**ОТРЫВОК ТЕКСТА:**
┏━━
Виктору Ящемскому, конечно, не было известно, что Тарасенков — предатель. Ящемский полагал, что Тарасенков кружит теперь где-нибудь в районе деревни Клин, создавая партизанский отряд. По словам полицейского, выходило, что они с другом твердо решили перейти к партизанам.

Я верил и не верил ему.

Дело принимало неожиданный оборот. Я попросил Виктора и его приятеля немного подождать на улице, а сам доложил Василию Васильевичу о содержании разговора. Казубский захотел сам побеседовать с полицейскими. Во время этого разговора было решено, что Ящемский возвращается в Ельню, собирает своих людей, захватывает, сколько сумеет, оружия и хлеба на немецких складах, а также все наличные деньги в банке и все это доставляет в Клин. Гавритенкова мы под каким-то предлогом оставили у себя в качестве заложника. Василий Васильевич пообещал Ящемскому, что, когда тот будет возвращаться из Ельни, мы вышлем навстречу ему партизан для поддержки на случай нападения немцев или полиции. Ящемскому дали пару лошадей, и он сразу отправился в город.

Принимая решение отправить Ящемского в Ельню, мы прежде всего хотели проверить его. Если он действительно свой человек и в полиции состоял по поручению подпольщиков, то отряд получит оружие, продовольствие и подкрепление в людях.

Мы продолжали заниматься своими делами. Трошкин и Шелепков сообщили, что в деревне Болоновец уже многие годы проживает немец Фетцер. До войны он был в этой деревне мельником. После оккупации района «безобидный» старичок показал свое истинное нутро. По его указке гитлеровцы расстреляли коммуниста Можарова. Вместе с бургомистром Мутищенской волости Саполновым Фетцер отремонтировал автомашину, которую отправили в виде подарка в ельнинскую комендатуру. За успешное изъятие у колхозников продовольствия и фуража, а точнее говоря, за грабеж фашисты выдали Фетцеру и Саполнову по тысяче рублей. Назначенный затем «военным комендантом Мутищенской волости», Фетцер держал в постоянном страхе семьи красноармейцев и коммунистов.
┗━━
**МАТЕРИАЛ:**
┏━━
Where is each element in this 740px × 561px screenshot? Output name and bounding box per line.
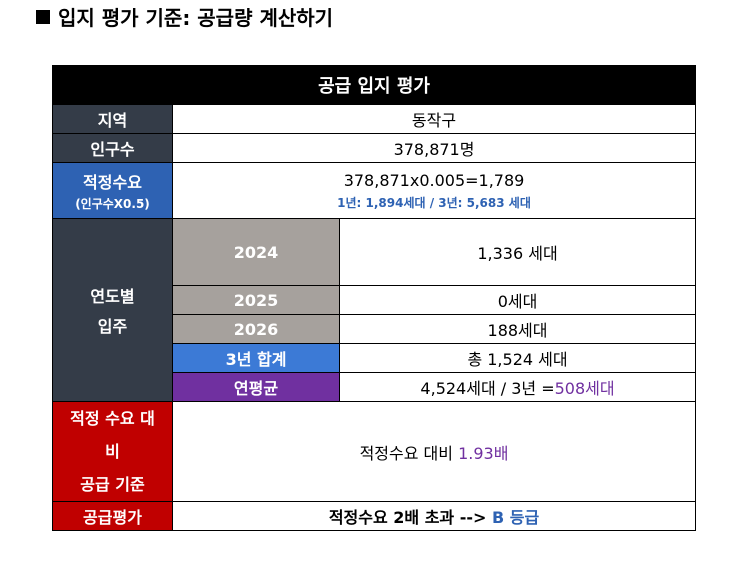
┗━━
**ЗАДАНИЯ:**
1 > Чем занимался Фетцер в деревне Болоновец до войны, судя по отрывку о партизанах?
2 > Перескажи отрывок о партизанах в двух предложениях.
3 > Продолжи отрывок о партизанах со следующего предложения после последнего.

**ОТВЕТЫ:**
1 > Он был мельником.

2 > Чтобы проверить полицейского Ящемского, Казубский и рассказчик отправили его в Ельню за оружием, хлебом и деньгами, а Гавритенкова оставили у себя заложником. Затем Трошкин и Шелепков сообщили о немце Фетцере из деревни Болоновец: по его указке гитлеровцы расстреляли коммуниста Можарова, а сам он держал в страхе семьи красноармейцев и коммунистов.

3 >
Казубский принял решение: сегодня же уничтожить Фетцера и Саполнова. Ночью Зыков, Трошкин, Шелепков и я запрягли сани и отправились в Болоновец. Стояла морозная лунная ночь. Тихо скрипя полозьями, сани легко скользили по таинственной лесной дороге. Снова он, Мутищенский лес... Нет ему ни конца ни края. Вековые сосны и ели, липы и вязы, покрытые шапками снега, стоят как зачарованные.

Вот и Мутище. В деревне ни звука, ни огонька. У сторожа лесозавода узнали, что ни в Мутище, ни в Болоновце немцев нет. Около полуночи мы были уже в Болоновце, в доме фашистского холуя — бургомистра Саполнова. Предателя, к сожалению, не застали. В хате на столе стоял телефон. Оказалось, что это связь с квартирой Фетцера. Перерезать провода, конфисковать лошадь, оружие, телефонный аппарат было делом нескольких минут.

Жена Саполнова сильно испугалась. От испуга и растерянности не нашла ничего лучшего, как потребовать от нас расписку. Зыков написал на клочке бумаги:

«Дана настоящая жене бургомистра Саполнова в том, что сегодня ночью у него изъята лошадь для нужд партизанского отряда. Нач. штаба партизанских отрядов Зыков. 17.1. 1942 года».

Что касается «начальника штаба партизанских отрядов», то Зыков приписал себе такую должность для солидности и устрашения. Знайте, мол, предатели, мы действуем и нас много. Трепещите!

К Фетцеру мы явились под видом сотрудников ельнинской полиции. Но он не поверил и дверь не открыл. Пришлось применить силу. Под напором здоровенных парней дверь в сени слетела с петель. В доме тихо и темно. Кто-то из нас выстрелил из пистолета в потолок и рявкнул простуженным басом:

— Сейчас же зажигайте свет, иначе перебьем всех!

Мы опасались засады и вооруженного сопротивления. Однако, кроме Фетцера, его жены и домработницы, в доме никого не было. Зажгли лампу. Снаружи поставили часового.

Коротко допрашиваем Фетцера и требуем сдать оружие.

— Нет у меня оружия, — упрямо твердил предатель. — Все сдал в Ельне в комендатуру...

Произвели обыск. Оружия оказалось больше, чем можно было предполагать. Кроме того, нашли патроны, изъяли телефонный аппарат, лошадь, много сала. Несколько простыней для бинтов по нашей просьбе дала хозяйка.

Во время обыска на столе обнаружили пачку документов. Их тоже прихватили с собой. Там же лежали карманные часы. Мы не знали, как поступить: взять их или нет? Такую «деталь» заранее не предусмотрели, а у нас ни у кого часов не было, даже у самого Василия Васильевича. После долгих колебаний решили конфисковать и часы.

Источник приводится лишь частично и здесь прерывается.